Repeat the passage of the document on the Rome consultations that opens with "3. (C) At every" and closes with "the EU Constitution.", swapping "bilateral" for "official".

- _Document extract_:
▼▼▼
E.O. 12958: DECL: 06/10/2015
TAGS: PREL MOPS IT NATO
SUBJECT: EUR A/S FRIED'S ROME CONSULTATIONS, JUNE 6-7, 2005


Classified By: PolMinCouns Tom Countryman, for reasons 1.5 (B)(D).

C O N F I D E N T I A L ROME 001979

SIPDIS


E.O. 12958: DECL: 06/10/2015
TAGS: PREL MOPS IT NATO
SUBJECT: EUR A/S FRIED'S ROME CONSULTATIONS, JUNE 6-7, 2005


Classified By: PolMinCouns Tom Countryman, for reasons 1.5 (B)(D).


1. (C) Summary: EUR A/S Dan Fried met with Italian
officials and
press June 6-7 to stress our commitment to a strong
U.S.-European
partnership working through NATO and with the EU ready to
tackle
worldwide challenges. Italians viewed the "no" votes in
France and
the Netherlands on the EU Constitution not as a crisis but as
an
opportunity to improve EU institutions and better explain EU
actions
to European publics. This was also a chance for Italy to
take
the lead in strengthening trans-Atlantic relations (at French
expense, as an ancillary effect). Rome also wants to prevent
the "no" votes from derailing progress on enlargement and
engagement. Italy is inclined to provide C-130 support for
Darfur but has yet to decide if/how (to EU or NATO) to deploy
these assets. In response to Rome's renewed pitch against
G-4 proposals on UNSC reform, Fried said the U.S. was
stepping
back to await a broader consensus. Fried suggested now would
be a good time for Italy to reaffirm support for a vulnerable
Lebanese interim government and urged Italy to fully fund
commitments for Iraq at the June 21-22 Conference. See septel
for discussions on Kosovo/Balkans/Ukraine septel. End
Summary.


2. (U) EUR A/S Dan Fried, accompanied by Acting EUR DAS
Kathy Allegrone met in Rome June 6-7 with MFA Secretary
General Umberto Vattani (plus Americas DG Bisogniero, D/DG
for Europe Mancini, D/DG for Middle East del Balzo and Dept
for European Integration Office Dir Grassi),Gianni
Castellaneta, Diplomatic Advisor to PM Berlusconi/Ambassador
-designate to Washington (with PM Diplomatic Advisor
Scarante,
Americas DG Bisogniero, and PM Advisor Francesco Talo),and
U/S for Political Affairs Giulio Terzi (with NATO DG Brauzzi
and G-8 DG Cantini). Fried also held a lunch with senior
newspaper editors and a roundtable discussion with
journalists
and met with tri-mission and (via DVC) consulate employees in
a town hall. A/S Fried's meeting with Vatican Deputy FM
Parolin
will be reported by Embassy Vatican.

Italy: "No" Votes Are an Opportunity
--------------


3. (C) At every meeting, Fried explained that this visit,

his first bilateral trip as A/S, was to assess the way
ahead in the U.S.-European relationship in the wake of the
"no"
votes by France and the Netherlands on the EU Constitution.
▲▲▲
- _Data_:
▼▼▼
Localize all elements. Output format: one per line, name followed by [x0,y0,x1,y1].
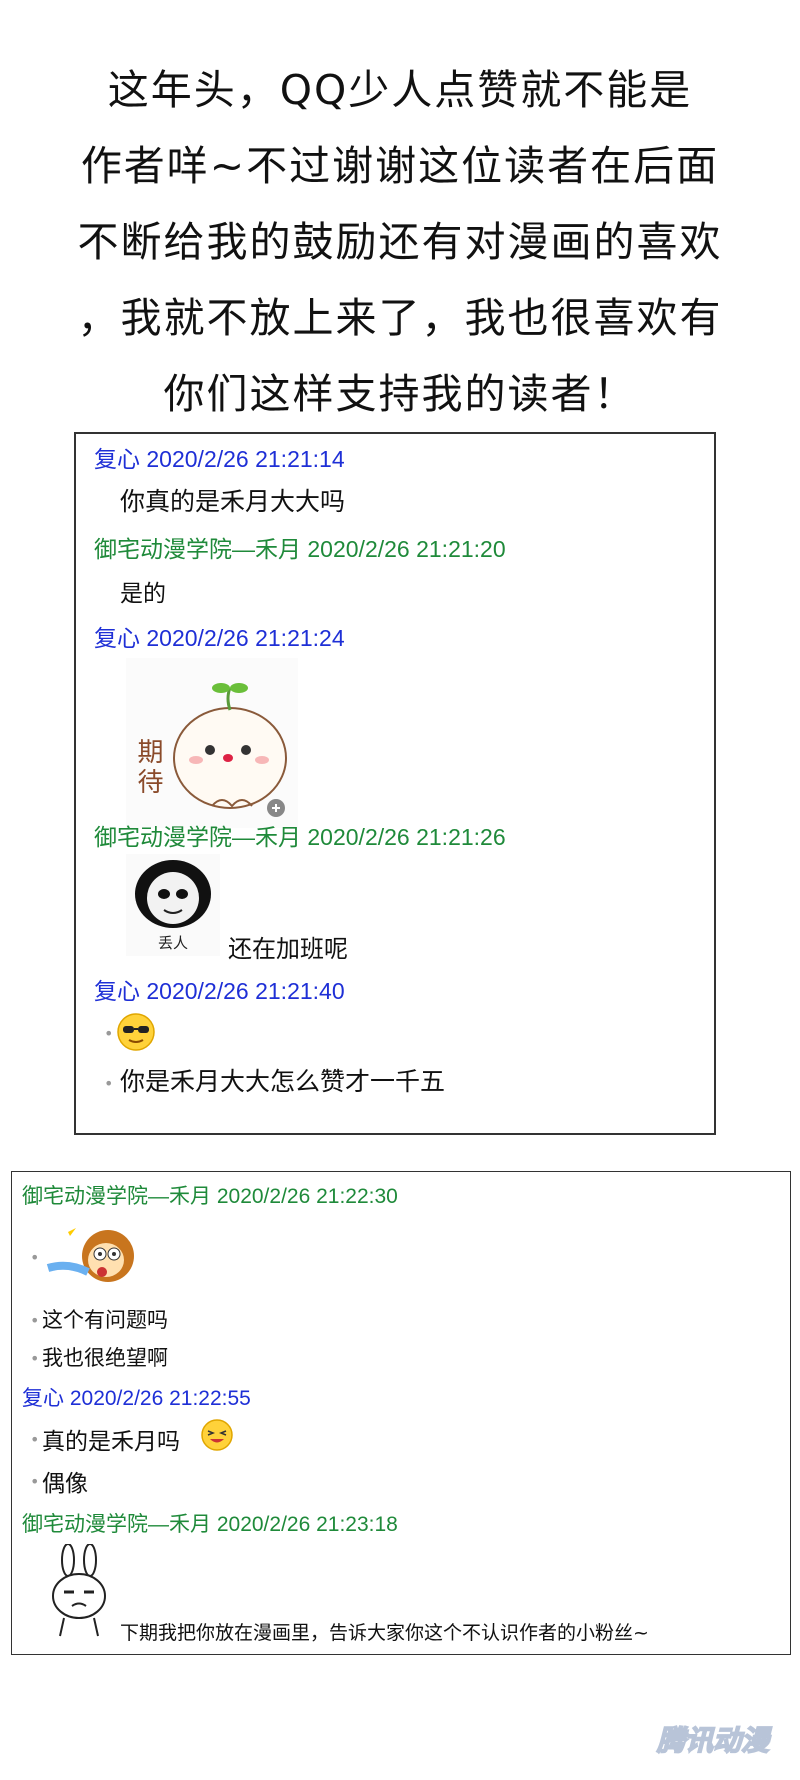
▲▲▲
- _Exercise output_:
3. (C) At every meeting, Fried explained that this visit,

his first official trip as A/S, was to assess the way
ahead in the U.S.-European relationship in the wake of the
"no"
votes by France and the Netherlands on the EU Constitution.